Task brief> Transcribe all of the material exactly.

* START Material for the task *

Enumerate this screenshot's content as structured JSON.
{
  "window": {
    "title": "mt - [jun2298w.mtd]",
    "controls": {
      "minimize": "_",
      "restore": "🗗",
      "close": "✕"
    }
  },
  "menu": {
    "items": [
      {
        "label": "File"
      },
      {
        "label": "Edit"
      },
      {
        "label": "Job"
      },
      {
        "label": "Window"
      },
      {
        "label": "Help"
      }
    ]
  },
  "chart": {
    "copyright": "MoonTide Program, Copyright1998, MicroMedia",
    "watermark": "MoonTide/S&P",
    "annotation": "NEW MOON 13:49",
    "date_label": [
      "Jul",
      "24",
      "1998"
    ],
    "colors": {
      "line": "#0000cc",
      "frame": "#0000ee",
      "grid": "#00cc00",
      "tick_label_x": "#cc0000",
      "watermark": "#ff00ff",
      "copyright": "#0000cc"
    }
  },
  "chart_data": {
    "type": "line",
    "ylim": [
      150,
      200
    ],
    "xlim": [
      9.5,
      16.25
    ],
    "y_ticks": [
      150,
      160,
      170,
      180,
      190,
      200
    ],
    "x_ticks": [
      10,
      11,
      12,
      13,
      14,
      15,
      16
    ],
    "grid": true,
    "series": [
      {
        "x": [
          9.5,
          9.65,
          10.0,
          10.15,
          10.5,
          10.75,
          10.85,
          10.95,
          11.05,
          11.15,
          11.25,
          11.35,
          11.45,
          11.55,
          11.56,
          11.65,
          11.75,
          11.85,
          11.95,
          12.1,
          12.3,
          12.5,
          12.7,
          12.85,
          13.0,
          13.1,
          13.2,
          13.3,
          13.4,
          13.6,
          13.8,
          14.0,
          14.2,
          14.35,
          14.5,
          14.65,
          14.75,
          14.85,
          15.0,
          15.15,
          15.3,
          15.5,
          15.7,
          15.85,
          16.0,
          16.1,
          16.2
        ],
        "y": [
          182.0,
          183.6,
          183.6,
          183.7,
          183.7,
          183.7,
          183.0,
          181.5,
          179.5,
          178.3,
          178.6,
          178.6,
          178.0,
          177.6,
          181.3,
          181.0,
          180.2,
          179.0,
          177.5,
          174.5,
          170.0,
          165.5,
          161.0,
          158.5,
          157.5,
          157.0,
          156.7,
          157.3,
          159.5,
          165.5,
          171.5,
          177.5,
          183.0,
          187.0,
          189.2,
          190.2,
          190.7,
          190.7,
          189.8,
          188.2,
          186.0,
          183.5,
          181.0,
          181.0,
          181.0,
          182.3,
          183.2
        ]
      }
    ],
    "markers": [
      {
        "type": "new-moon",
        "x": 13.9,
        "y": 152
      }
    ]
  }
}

* END Material for the task *

Reply to the task>
Enumerate this screenshot's content as structured JSON.
{
  "window": {
    "title": "mt - [jun2298w.mtd]",
    "controls": {
      "minimize": "_",
      "restore": "🗗",
      "close": "✕"
    }
  },
  "menu": {
    "items": [
      {
        "label": "File"
      },
      {
        "label": "Edit"
      },
      {
        "label": "Job"
      },
      {
        "label": "Window"
      },
      {
        "label": "Help"
      }
    ]
  },
  "chart": {
    "copyright": "MoonTide Program, Copyright1998, MicroMedia",
    "watermark": "MoonTide/S&P",
    "annotation": "NEW MOON 13:49",
    "date_label": [
      "Jul",
      "24",
      "1998"
    ],
    "colors": {
      "line": "#0000cc",
      "frame": "#0000ee",
      "grid": "#00cc00",
      "tick_label_x": "#cc0000",
      "watermark": "#ff00ff",
      "copyright": "#0000cc"
    }
  },
  "chart_data": {
    "type": "line",
    "ylim": [
      150,
      200
    ],
    "xlim": [
      9.5,
      16.25
    ],
    "y_ticks": [
      150,
      160,
      170,
      180,
      190,
      200
    ],
    "x_ticks": [
      10,
      11,
      12,
      13,
      14,
      15,
      16
    ],
    "grid": true,
    "series": [
      {
        "x": [
          9.5,
          9.65,
          10.0,
          10.15,
          10.5,
          10.75,
          10.85,
          10.95,
          11.05,
          11.15,
          11.25,
          11.35,
          11.45,
          11.55,
          11.56,
          11.65,
          11.75,
          11.85,
          11.95,
          12.1,
          12.3,
          12.5,
          12.7,
          12.85,
          13.0,
          13.1,
          13.2,
          13.3,
          13.4,
          13.6,
          13.8,
          14.0,
          14.2,
          14.35,
          14.5,
          14.65,
          14.75,
          14.85,
          15.0,
          15.15,
          15.3,
          15.5,
          15.7,
          15.85,
          16.0,
          16.1,
          16.2
        ],
        "y": [
          182.0,
          183.6,
          183.6,
          183.7,
          183.7,
          183.7,
          183.0,
          181.5,
          179.5,
          178.3,
          178.6,
          178.6,
          178.0,
          177.6,
          181.3,
          181.0,
          180.2,
          179.0,
          177.5,
          174.5,
          170.0,
          165.5,
          161.0,
          158.5,
          157.5,
          157.0,
          156.7,
          157.3,
          159.5,
          165.5,
          171.5,
          177.5,
          183.0,
          187.0,
          189.2,
          190.2,
          190.7,
          190.7,
          189.8,
          188.2,
          186.0,
          183.5,
          181.0,
          181.0,
          181.0,
          182.3,
          183.2
        ]
      }
    ],
    "markers": [
      {
        "type": "new-moon",
        "x": 13.9,
        "y": 152
      }
    ]
  }
}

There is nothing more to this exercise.